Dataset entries
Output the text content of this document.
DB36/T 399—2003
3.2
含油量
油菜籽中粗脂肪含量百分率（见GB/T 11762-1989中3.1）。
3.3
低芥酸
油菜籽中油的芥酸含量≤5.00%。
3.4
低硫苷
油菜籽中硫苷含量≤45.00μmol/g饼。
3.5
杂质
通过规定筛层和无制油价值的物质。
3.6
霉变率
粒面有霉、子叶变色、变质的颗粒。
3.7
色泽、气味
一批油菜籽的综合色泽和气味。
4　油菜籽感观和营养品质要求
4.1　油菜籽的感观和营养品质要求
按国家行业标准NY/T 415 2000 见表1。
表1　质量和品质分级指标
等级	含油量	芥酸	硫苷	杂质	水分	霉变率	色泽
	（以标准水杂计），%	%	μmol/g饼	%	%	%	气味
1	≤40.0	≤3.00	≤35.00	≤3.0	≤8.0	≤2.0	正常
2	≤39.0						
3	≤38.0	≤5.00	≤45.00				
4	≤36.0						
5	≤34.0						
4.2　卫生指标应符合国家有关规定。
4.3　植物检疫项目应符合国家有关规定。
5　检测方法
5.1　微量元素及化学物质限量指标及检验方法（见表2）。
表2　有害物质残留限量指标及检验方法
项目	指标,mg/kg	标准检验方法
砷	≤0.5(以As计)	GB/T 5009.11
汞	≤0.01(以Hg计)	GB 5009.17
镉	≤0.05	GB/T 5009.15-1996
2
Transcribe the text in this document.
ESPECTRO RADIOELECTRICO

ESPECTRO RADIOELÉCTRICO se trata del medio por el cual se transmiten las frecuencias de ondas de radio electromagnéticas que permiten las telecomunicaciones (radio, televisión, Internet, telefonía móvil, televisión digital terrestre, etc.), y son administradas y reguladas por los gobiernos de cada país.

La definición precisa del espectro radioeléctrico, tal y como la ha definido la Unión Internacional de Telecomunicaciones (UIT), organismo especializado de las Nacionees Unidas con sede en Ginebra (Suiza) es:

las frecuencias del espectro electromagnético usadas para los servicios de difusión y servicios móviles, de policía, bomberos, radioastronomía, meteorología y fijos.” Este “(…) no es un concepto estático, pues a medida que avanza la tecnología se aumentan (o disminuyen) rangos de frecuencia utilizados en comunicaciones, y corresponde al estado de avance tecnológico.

__Exercise directions__:
Take the listing above and write it out again exactly.

__Response to this exercise__:
Output the text content of this document.
DB36/T 399—2003
3.2
含油量
油菜籽中粗脂肪含量百分率（见GB/T 11762-1989中3.1）。
3.3
低芥酸
油菜籽中油的芥酸含量≤5.00%。
3.4
低硫苷
油菜籽中硫苷含量≤45.00μmol/g饼。
3.5
杂质
通过规定筛层和无制油价值的物质。
3.6
霉变率
粒面有霉、子叶变色、变质的颗粒。
3.7
色泽、气味
一批油菜籽的综合色泽和气味。
4　油菜籽感观和营养品质要求
4.1　油菜籽的感观和营养品质要求
按国家行业标准NY/T 415 2000 见表1。
表1　质量和品质分级指标
等级	含油量	芥酸	硫苷	杂质	水分	霉变率	色泽
	（以标准水杂计），%	%	μmol/g饼	%	%	%	气味
1	≤40.0	≤3.00	≤35.00	≤3.0	≤8.0	≤2.0	正常
2	≤39.0						
3	≤38.0	≤5.00	≤45.00				
4	≤36.0						
5	≤34.0						
4.2　卫生指标应符合国家有关规定。
4.3　植物检疫项目应符合国家有关规定。
5　检测方法
5.1　微量元素及化学物质限量指标及检验方法（见表2）。
表2　有害物质残留限量指标及检验方法
项目	指标,mg/kg	标准检验方法
砷	≤0.5(以As计)	GB/T 5009.11
汞	≤0.01(以Hg计)	GB 5009.17
镉	≤0.05	GB/T 5009.15-1996
2
Transcribe the text in this document.
ESPECTRO RADIOELECTRICO

ESPECTRO RADIOELÉCTRICO se trata del medio por el cual se transmiten las frecuencias de ondas de radio electromagnéticas que permiten las telecomunicaciones (radio, televisión, Internet, telefonía móvil, televisión digital terrestre, etc.), y son administradas y reguladas por los gobiernos de cada país.

La definición precisa del espectro radioeléctrico, tal y como la ha definido la Unión Internacional de Telecomunicaciones (UIT), organismo especializado de las Nacionees Unidas con sede en Ginebra (Suiza) es:

las frecuencias del espectro electromagnético usadas para los servicios de difusión y servicios móviles, de policía, bomberos, radioastronomía, meteorología y fijos.” Este “(…) no es un concepto estático, pues a medida que avanza la tecnología se aumentan (o disminuyen) rangos de frecuencia utilizados en comunicaciones, y corresponde al estado de avance tecnológico.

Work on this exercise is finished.